◆ AIM OF THE EXERCISE ◆
Return each line containing "title".
BEGIN DATA SUPPLIED
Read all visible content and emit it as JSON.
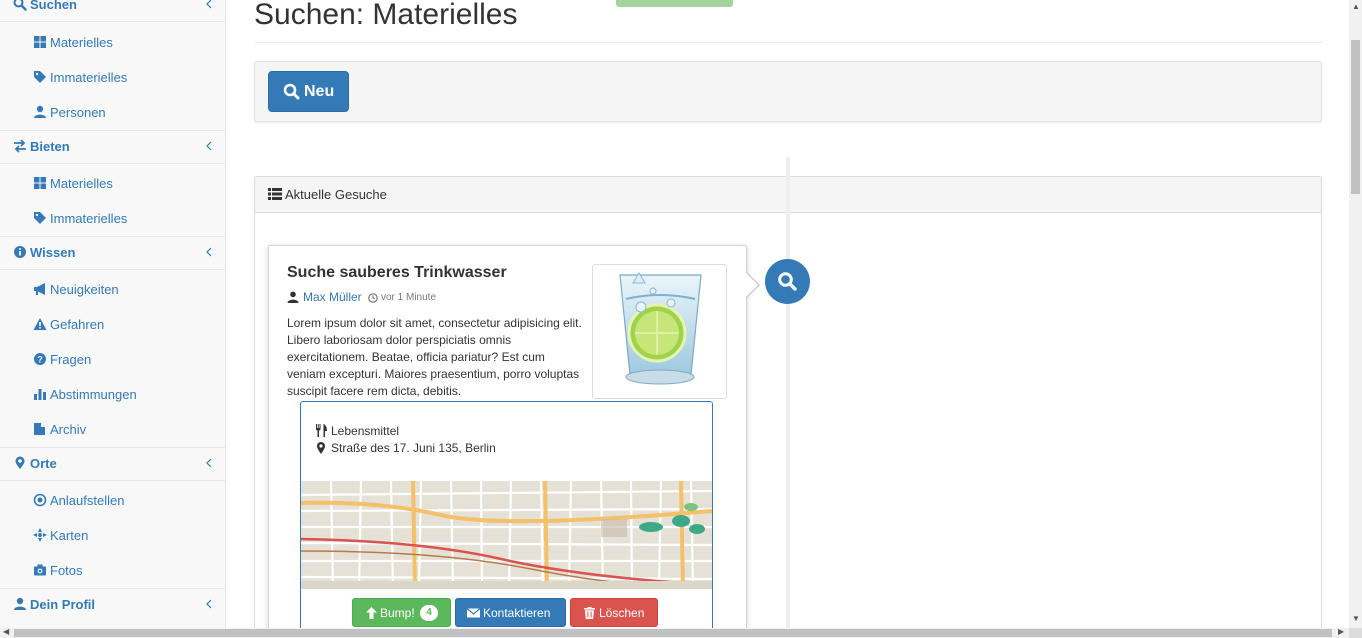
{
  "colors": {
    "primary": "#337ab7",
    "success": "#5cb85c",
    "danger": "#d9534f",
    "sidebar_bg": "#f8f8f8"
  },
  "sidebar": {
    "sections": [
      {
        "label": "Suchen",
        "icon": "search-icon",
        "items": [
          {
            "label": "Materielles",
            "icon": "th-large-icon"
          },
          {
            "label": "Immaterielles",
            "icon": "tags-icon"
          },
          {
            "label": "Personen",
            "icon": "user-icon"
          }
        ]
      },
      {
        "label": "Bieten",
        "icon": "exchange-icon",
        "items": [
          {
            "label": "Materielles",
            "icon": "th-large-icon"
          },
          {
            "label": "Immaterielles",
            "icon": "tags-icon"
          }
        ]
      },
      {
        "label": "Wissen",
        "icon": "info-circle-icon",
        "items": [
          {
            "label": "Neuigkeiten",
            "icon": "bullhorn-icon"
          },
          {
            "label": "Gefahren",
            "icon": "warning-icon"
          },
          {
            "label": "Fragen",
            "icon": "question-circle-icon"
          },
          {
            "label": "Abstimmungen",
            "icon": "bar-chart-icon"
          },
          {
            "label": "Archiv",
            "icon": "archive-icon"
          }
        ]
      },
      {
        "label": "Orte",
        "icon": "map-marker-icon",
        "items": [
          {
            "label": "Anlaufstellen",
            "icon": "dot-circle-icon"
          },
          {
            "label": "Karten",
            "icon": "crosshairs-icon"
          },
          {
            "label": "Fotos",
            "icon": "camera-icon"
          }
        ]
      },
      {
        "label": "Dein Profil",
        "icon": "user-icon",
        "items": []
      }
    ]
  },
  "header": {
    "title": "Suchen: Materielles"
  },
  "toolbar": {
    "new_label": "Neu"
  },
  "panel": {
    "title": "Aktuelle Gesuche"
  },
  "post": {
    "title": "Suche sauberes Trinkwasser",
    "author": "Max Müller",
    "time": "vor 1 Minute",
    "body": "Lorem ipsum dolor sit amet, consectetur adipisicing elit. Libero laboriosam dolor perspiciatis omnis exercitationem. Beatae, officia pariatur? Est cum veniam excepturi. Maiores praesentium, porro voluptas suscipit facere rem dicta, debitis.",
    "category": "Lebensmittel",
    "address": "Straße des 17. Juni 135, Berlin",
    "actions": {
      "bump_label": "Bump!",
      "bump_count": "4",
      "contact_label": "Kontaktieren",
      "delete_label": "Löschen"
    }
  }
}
END DATA SUPPLIED
◆ FINAL RESULT ◆
    "title": "Suchen: Materielles"
    "title": "Aktuelle Gesuche"
    "title": "Suche sauberes Trinkwasser",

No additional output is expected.